• WHAT YOU WILL DO: What follows is a set of records, each of which is to be written out exactly.

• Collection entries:

■ ■ ■

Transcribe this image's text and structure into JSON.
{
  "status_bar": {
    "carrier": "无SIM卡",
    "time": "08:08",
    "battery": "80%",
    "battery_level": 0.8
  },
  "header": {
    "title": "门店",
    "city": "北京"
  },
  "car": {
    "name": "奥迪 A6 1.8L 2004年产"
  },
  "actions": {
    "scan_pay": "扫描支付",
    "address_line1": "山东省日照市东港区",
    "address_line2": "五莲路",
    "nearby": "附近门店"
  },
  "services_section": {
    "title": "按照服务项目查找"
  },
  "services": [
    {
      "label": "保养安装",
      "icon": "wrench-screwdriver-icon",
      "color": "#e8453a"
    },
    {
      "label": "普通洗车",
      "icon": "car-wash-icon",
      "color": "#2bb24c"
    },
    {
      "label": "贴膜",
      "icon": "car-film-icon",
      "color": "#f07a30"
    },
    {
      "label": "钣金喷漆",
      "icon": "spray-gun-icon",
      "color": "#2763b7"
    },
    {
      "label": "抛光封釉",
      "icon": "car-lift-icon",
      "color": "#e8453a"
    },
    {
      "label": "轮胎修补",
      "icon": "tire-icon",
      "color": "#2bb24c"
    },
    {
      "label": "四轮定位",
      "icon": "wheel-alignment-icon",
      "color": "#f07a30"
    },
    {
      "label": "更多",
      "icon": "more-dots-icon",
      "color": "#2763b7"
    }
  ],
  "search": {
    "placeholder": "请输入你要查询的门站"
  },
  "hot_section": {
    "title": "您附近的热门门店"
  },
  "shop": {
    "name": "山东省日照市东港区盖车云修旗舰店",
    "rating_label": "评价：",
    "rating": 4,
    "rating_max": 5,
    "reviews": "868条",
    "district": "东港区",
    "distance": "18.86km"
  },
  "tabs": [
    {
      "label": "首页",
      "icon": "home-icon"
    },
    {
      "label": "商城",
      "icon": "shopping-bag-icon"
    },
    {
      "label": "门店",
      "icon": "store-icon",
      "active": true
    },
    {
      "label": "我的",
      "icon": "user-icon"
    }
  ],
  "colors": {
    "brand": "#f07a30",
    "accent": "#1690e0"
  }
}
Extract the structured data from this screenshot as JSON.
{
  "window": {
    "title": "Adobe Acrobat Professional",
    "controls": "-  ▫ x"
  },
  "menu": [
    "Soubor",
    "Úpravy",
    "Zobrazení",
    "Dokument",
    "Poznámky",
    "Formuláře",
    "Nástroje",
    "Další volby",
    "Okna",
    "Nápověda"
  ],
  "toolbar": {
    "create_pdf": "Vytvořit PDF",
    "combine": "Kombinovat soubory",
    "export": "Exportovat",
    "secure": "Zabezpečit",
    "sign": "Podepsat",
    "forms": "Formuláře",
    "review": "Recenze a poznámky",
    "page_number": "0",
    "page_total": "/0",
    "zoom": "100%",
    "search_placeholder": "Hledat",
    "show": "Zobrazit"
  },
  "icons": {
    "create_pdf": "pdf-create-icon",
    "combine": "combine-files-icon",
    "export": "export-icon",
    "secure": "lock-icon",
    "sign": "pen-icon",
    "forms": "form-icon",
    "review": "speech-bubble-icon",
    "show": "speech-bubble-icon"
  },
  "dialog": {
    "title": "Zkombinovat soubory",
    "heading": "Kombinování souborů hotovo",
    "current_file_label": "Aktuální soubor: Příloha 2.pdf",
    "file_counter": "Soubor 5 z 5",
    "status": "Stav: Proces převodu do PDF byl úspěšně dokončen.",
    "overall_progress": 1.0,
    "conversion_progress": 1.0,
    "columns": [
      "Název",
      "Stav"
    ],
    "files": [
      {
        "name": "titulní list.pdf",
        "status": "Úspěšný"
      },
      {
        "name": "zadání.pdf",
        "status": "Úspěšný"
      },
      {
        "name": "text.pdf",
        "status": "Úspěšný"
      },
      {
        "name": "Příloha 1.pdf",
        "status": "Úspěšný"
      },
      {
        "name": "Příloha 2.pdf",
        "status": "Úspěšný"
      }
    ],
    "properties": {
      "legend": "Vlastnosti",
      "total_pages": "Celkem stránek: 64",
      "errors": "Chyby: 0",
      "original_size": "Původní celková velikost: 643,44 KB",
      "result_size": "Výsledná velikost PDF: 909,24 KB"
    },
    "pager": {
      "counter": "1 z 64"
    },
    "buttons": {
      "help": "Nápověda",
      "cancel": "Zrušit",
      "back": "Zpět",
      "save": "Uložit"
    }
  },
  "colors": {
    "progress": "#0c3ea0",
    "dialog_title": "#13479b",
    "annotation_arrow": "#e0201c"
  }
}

■ ■ ■

• FULL SOLUTION:
Transcribe this image's text and structure into JSON.
{
  "status_bar": {
    "carrier": "无SIM卡",
    "time": "08:08",
    "battery": "80%",
    "battery_level": 0.8
  },
  "header": {
    "title": "门店",
    "city": "北京"
  },
  "car": {
    "name": "奥迪 A6 1.8L 2004年产"
  },
  "actions": {
    "scan_pay": "扫描支付",
    "address_line1": "山东省日照市东港区",
    "address_line2": "五莲路",
    "nearby": "附近门店"
  },
  "services_section": {
    "title": "按照服务项目查找"
  },
  "services": [
    {
      "label": "保养安装",
      "icon": "wrench-screwdriver-icon",
      "color": "#e8453a"
    },
    {
      "label": "普通洗车",
      "icon": "car-wash-icon",
      "color": "#2bb24c"
    },
    {
      "label": "贴膜",
      "icon": "car-film-icon",
      "color": "#f07a30"
    },
    {
      "label": "钣金喷漆",
      "icon": "spray-gun-icon",
      "color": "#2763b7"
    },
    {
      "label": "抛光封釉",
      "icon": "car-lift-icon",
      "color": "#e8453a"
    },
    {
      "label": "轮胎修补",
      "icon": "tire-icon",
      "color": "#2bb24c"
    },
    {
      "label": "四轮定位",
      "icon": "wheel-alignment-icon",
      "color": "#f07a30"
    },
    {
      "label": "更多",
      "icon": "more-dots-icon",
      "color": "#2763b7"
    }
  ],
  "search": {
    "placeholder": "请输入你要查询的门站"
  },
  "hot_section": {
    "title": "您附近的热门门店"
  },
  "shop": {
    "name": "山东省日照市东港区盖车云修旗舰店",
    "rating_label": "评价：",
    "rating": 4,
    "rating_max": 5,
    "reviews": "868条",
    "district": "东港区",
    "distance": "18.86km"
  },
  "tabs": [
    {
      "label": "首页",
      "icon": "home-icon"
    },
    {
      "label": "商城",
      "icon": "shopping-bag-icon"
    },
    {
      "label": "门店",
      "icon": "store-icon",
      "active": true
    },
    {
      "label": "我的",
      "icon": "user-icon"
    }
  ],
  "colors": {
    "brand": "#f07a30",
    "accent": "#1690e0"
  }
}
Extract the structured data from this screenshot as JSON.
{
  "window": {
    "title": "Adobe Acrobat Professional",
    "controls": "-  ▫ x"
  },
  "menu": [
    "Soubor",
    "Úpravy",
    "Zobrazení",
    "Dokument",
    "Poznámky",
    "Formuláře",
    "Nástroje",
    "Další volby",
    "Okna",
    "Nápověda"
  ],
  "toolbar": {
    "create_pdf": "Vytvořit PDF",
    "combine": "Kombinovat soubory",
    "export": "Exportovat",
    "secure": "Zabezpečit",
    "sign": "Podepsat",
    "forms": "Formuláře",
    "review": "Recenze a poznámky",
    "page_number": "0",
    "page_total": "/0",
    "zoom": "100%",
    "search_placeholder": "Hledat",
    "show": "Zobrazit"
  },
  "icons": {
    "create_pdf": "pdf-create-icon",
    "combine": "combine-files-icon",
    "export": "export-icon",
    "secure": "lock-icon",
    "sign": "pen-icon",
    "forms": "form-icon",
    "review": "speech-bubble-icon",
    "show": "speech-bubble-icon"
  },
  "dialog": {
    "title": "Zkombinovat soubory",
    "heading": "Kombinování souborů hotovo",
    "current_file_label": "Aktuální soubor: Příloha 2.pdf",
    "file_counter": "Soubor 5 z 5",
    "status": "Stav: Proces převodu do PDF byl úspěšně dokončen.",
    "overall_progress": 1.0,
    "conversion_progress": 1.0,
    "columns": [
      "Název",
      "Stav"
    ],
    "files": [
      {
        "name": "titulní list.pdf",
        "status": "Úspěšný"
      },
      {
        "name": "zadání.pdf",
        "status": "Úspěšný"
      },
      {
        "name": "text.pdf",
        "status": "Úspěšný"
      },
      {
        "name": "Příloha 1.pdf",
        "status": "Úspěšný"
      },
      {
        "name": "Příloha 2.pdf",
        "status": "Úspěšný"
      }
    ],
    "properties": {
      "legend": "Vlastnosti",
      "total_pages": "Celkem stránek: 64",
      "errors": "Chyby: 0",
      "original_size": "Původní celková velikost: 643,44 KB",
      "result_size": "Výsledná velikost PDF: 909,24 KB"
    },
    "pager": {
      "counter": "1 z 64"
    },
    "buttons": {
      "help": "Nápověda",
      "cancel": "Zrušit",
      "back": "Zpět",
      "save": "Uložit"
    }
  },
  "colors": {
    "progress": "#0c3ea0",
    "dialog_title": "#13479b",
    "annotation_arrow": "#e0201c"
  }
}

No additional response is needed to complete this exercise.